━━━━━ DATA SUPPLIED

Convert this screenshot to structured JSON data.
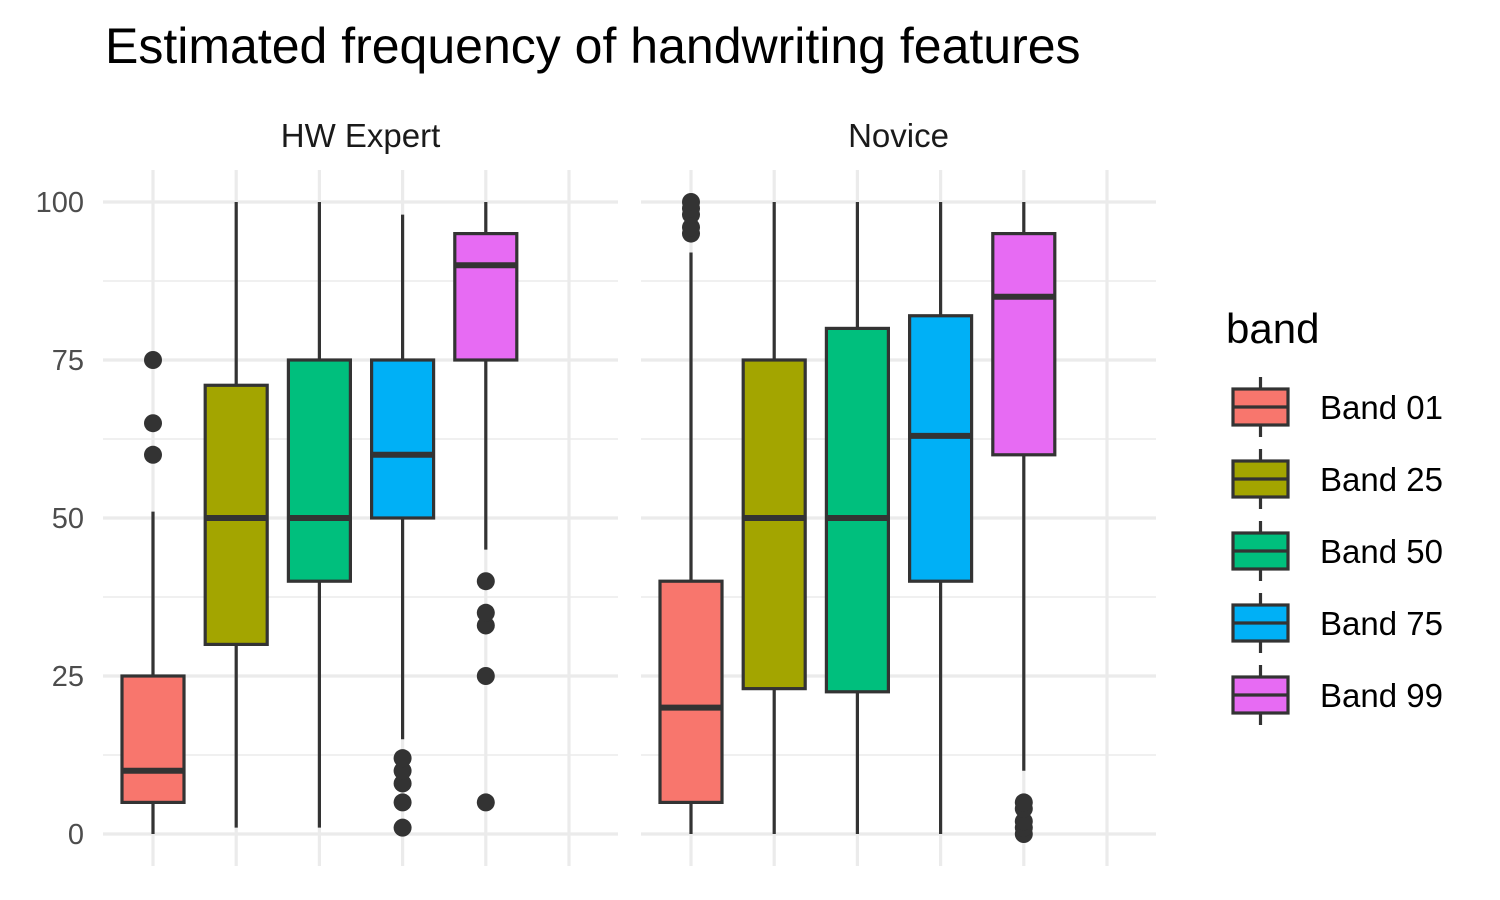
{
  "chart_data": {
    "type": "boxplot",
    "title": "Estimated frequency of handwriting features",
    "xlabel": "",
    "ylabel": "",
    "ylim": [
      0,
      100
    ],
    "yticks": [
      0,
      25,
      50,
      75,
      100
    ],
    "grid": true,
    "legend": {
      "title": "band",
      "placement": "right",
      "entries": [
        "Band 01",
        "Band 25",
        "Band 50",
        "Band 75",
        "Band 99"
      ]
    },
    "colors": {
      "Band 01": "#F8766D",
      "Band 25": "#A3A500",
      "Band 50": "#00BF7D",
      "Band 75": "#00B0F6",
      "Band 99": "#E76BF3"
    },
    "facets": [
      {
        "name": "HW Expert",
        "boxes": [
          {
            "band": "Band 01",
            "lower_whisker": 0,
            "q1": 5,
            "median": 10,
            "q3": 25,
            "upper_whisker": 51,
            "outliers": [
              60,
              65,
              75
            ]
          },
          {
            "band": "Band 25",
            "lower_whisker": 1,
            "q1": 30,
            "median": 50,
            "q3": 71,
            "upper_whisker": 100,
            "outliers": []
          },
          {
            "band": "Band 50",
            "lower_whisker": 1,
            "q1": 40,
            "median": 50,
            "q3": 75,
            "upper_whisker": 100,
            "outliers": []
          },
          {
            "band": "Band 75",
            "lower_whisker": 15,
            "q1": 50,
            "median": 60,
            "q3": 75,
            "upper_whisker": 98,
            "outliers": [
              1,
              5,
              8,
              10,
              12
            ]
          },
          {
            "band": "Band 99",
            "lower_whisker": 45,
            "q1": 75,
            "median": 90,
            "q3": 95,
            "upper_whisker": 100,
            "outliers": [
              5,
              25,
              33,
              35,
              40
            ]
          }
        ]
      },
      {
        "name": "Novice",
        "boxes": [
          {
            "band": "Band 01",
            "lower_whisker": 0,
            "q1": 5,
            "median": 20,
            "q3": 40,
            "upper_whisker": 92,
            "outliers": [
              95,
              96,
              98,
              99,
              100
            ]
          },
          {
            "band": "Band 25",
            "lower_whisker": 0,
            "q1": 23,
            "median": 50,
            "q3": 75,
            "upper_whisker": 100,
            "outliers": []
          },
          {
            "band": "Band 50",
            "lower_whisker": 0,
            "q1": 22.5,
            "median": 50,
            "q3": 80,
            "upper_whisker": 100,
            "outliers": []
          },
          {
            "band": "Band 75",
            "lower_whisker": 0,
            "q1": 40,
            "median": 63,
            "q3": 82,
            "upper_whisker": 100,
            "outliers": []
          },
          {
            "band": "Band 99",
            "lower_whisker": 10,
            "q1": 60,
            "median": 85,
            "q3": 95,
            "upper_whisker": 100,
            "outliers": [
              0,
              1,
              2,
              4,
              5
            ]
          }
        ]
      }
    ]
  }
}
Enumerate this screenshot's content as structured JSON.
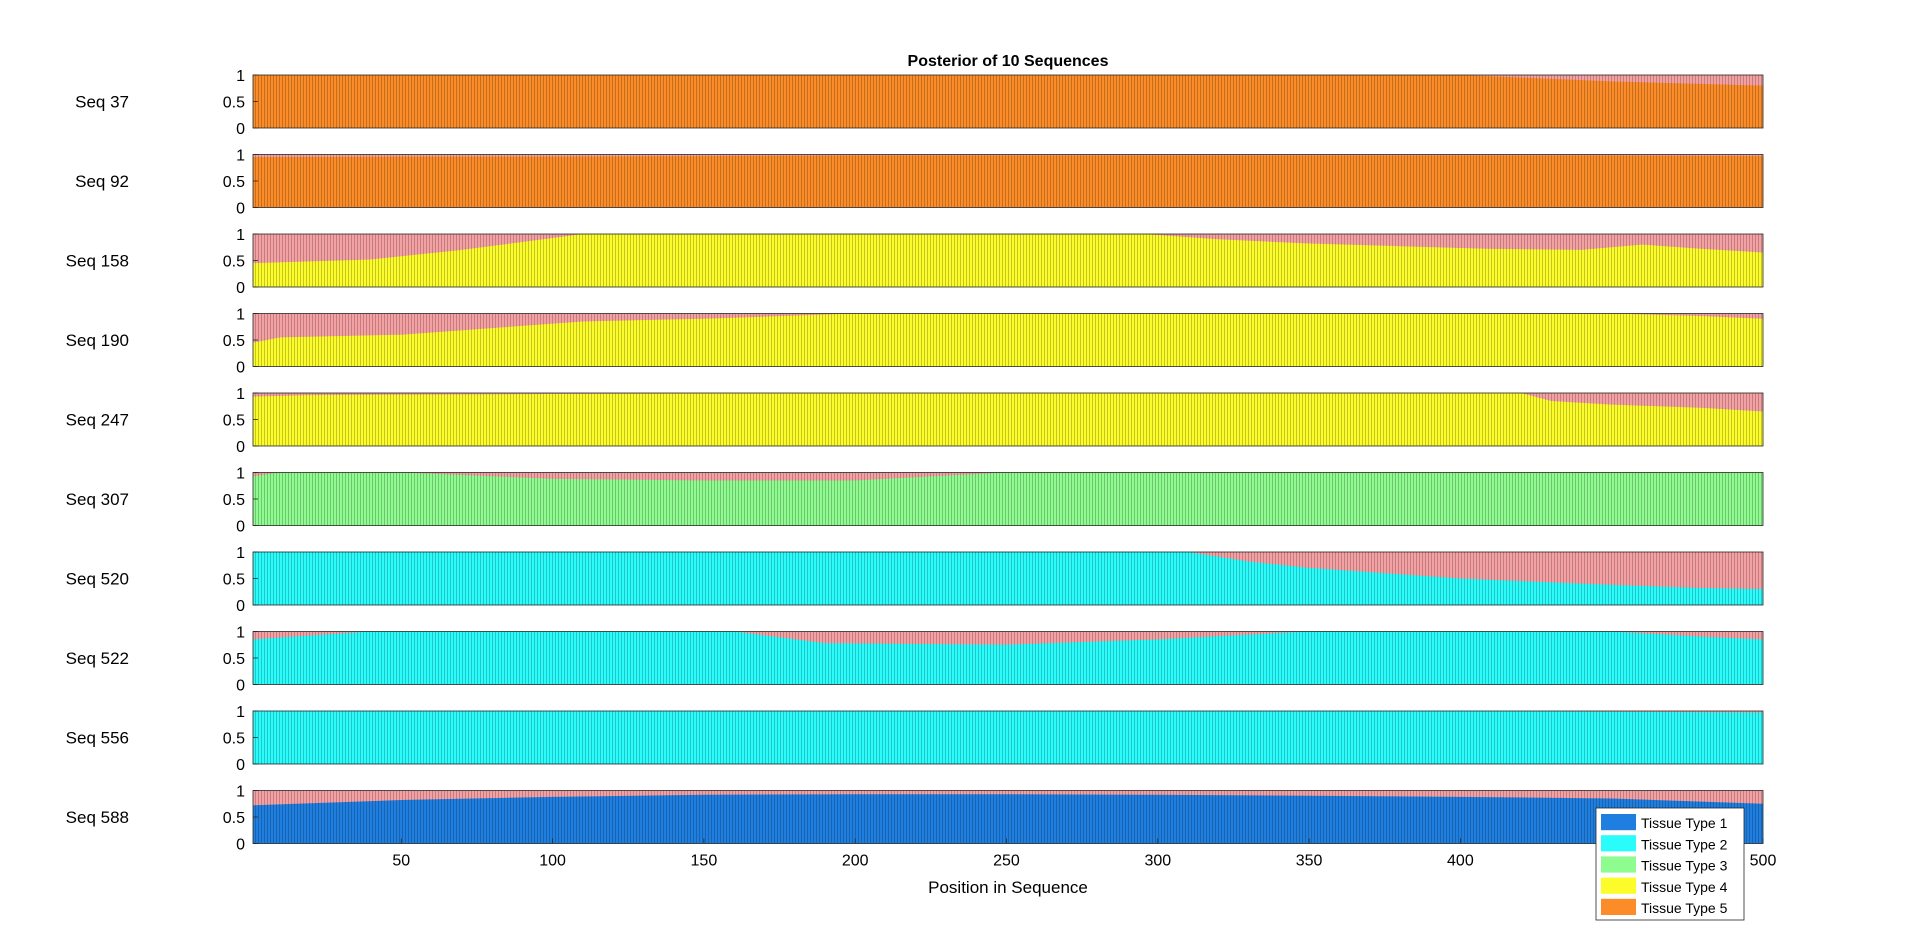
{
  "chart_data": {
    "type": "area",
    "title": "Posterior of 10 Sequences",
    "xlabel": "Position in Sequence",
    "ylabel": "",
    "xlim": [
      1,
      500
    ],
    "ylim": [
      0,
      1
    ],
    "x_ticks": [
      50,
      100,
      150,
      200,
      250,
      300,
      350,
      400,
      500
    ],
    "y_ticks": [
      0,
      0.5,
      1
    ],
    "y_tick_labels": [
      "0",
      "0.5",
      "1"
    ],
    "grid": false,
    "legend_position": "bottom-right",
    "legend": [
      {
        "name": "Tissue Type 1",
        "color": "#1f7fe0"
      },
      {
        "name": "Tissue Type 2",
        "color": "#2afcfc"
      },
      {
        "name": "Tissue Type 3",
        "color": "#8efc8e"
      },
      {
        "name": "Tissue Type 4",
        "color": "#fcfc2a"
      },
      {
        "name": "Tissue Type 5",
        "color": "#fc8c28"
      }
    ],
    "remainder_color": "#f5a0a3",
    "panels": [
      {
        "label": "Seq 37",
        "type": 5,
        "x": [
          1,
          100,
          200,
          300,
          400,
          450,
          500
        ],
        "y": [
          1,
          1,
          1,
          1,
          1,
          0.88,
          0.8
        ]
      },
      {
        "label": "Seq 92",
        "type": 5,
        "x": [
          1,
          50,
          100,
          150,
          200,
          250,
          300,
          350,
          400,
          450,
          500
        ],
        "y": [
          0.95,
          0.96,
          0.96,
          0.97,
          0.98,
          0.98,
          0.98,
          0.98,
          0.98,
          0.98,
          0.97
        ]
      },
      {
        "label": "Seq 158",
        "type": 4,
        "x": [
          1,
          40,
          70,
          110,
          150,
          200,
          250,
          295,
          320,
          350,
          380,
          410,
          440,
          460,
          480,
          500
        ],
        "y": [
          0.45,
          0.52,
          0.7,
          1,
          1,
          1,
          1,
          1,
          0.9,
          0.82,
          0.77,
          0.72,
          0.7,
          0.8,
          0.72,
          0.65
        ]
      },
      {
        "label": "Seq 190",
        "type": 4,
        "x": [
          1,
          10,
          50,
          110,
          150,
          200,
          250,
          300,
          350,
          400,
          450,
          480,
          500
        ],
        "y": [
          0.45,
          0.55,
          0.6,
          0.85,
          0.9,
          1,
          1,
          1,
          1,
          1,
          1,
          0.95,
          0.9
        ]
      },
      {
        "label": "Seq 247",
        "type": 4,
        "x": [
          1,
          20,
          100,
          200,
          300,
          400,
          420,
          430,
          450,
          480,
          500
        ],
        "y": [
          0.93,
          0.96,
          0.98,
          1,
          1,
          1,
          1,
          0.85,
          0.78,
          0.72,
          0.65
        ]
      },
      {
        "label": "Seq 307",
        "type": 3,
        "x": [
          1,
          10,
          50,
          100,
          150,
          200,
          250,
          300,
          350,
          400,
          450,
          500
        ],
        "y": [
          0.93,
          1,
          1,
          0.88,
          0.85,
          0.85,
          1,
          1,
          1,
          1,
          1,
          1
        ]
      },
      {
        "label": "Seq 520",
        "type": 2,
        "x": [
          1,
          100,
          200,
          310,
          330,
          350,
          380,
          400,
          420,
          450,
          480,
          500
        ],
        "y": [
          1,
          1,
          1,
          1,
          0.82,
          0.7,
          0.58,
          0.5,
          0.45,
          0.38,
          0.32,
          0.3
        ]
      },
      {
        "label": "Seq 522",
        "type": 2,
        "x": [
          1,
          40,
          100,
          160,
          190,
          250,
          300,
          350,
          400,
          450,
          480,
          500
        ],
        "y": [
          0.85,
          1,
          1,
          1,
          0.78,
          0.75,
          0.85,
          1,
          1,
          1,
          0.9,
          0.85
        ]
      },
      {
        "label": "Seq 556",
        "type": 2,
        "x": [
          1,
          100,
          200,
          300,
          400,
          500
        ],
        "y": [
          1,
          1,
          1,
          1,
          1,
          0.97
        ]
      },
      {
        "label": "Seq 588",
        "type": 1,
        "x": [
          1,
          50,
          100,
          150,
          200,
          250,
          300,
          350,
          400,
          450,
          500
        ],
        "y": [
          0.72,
          0.82,
          0.88,
          0.92,
          0.93,
          0.93,
          0.92,
          0.9,
          0.88,
          0.85,
          0.75
        ]
      }
    ]
  }
}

━━━━━━━━━━

# GIVEN TASK
Scan the material above for the string "structured" and report each line where you find it.

# WRITTEN SOLUTION
Convert this screenshot to structured JSON data.
Enumerate this screenshot's content as structured JSON.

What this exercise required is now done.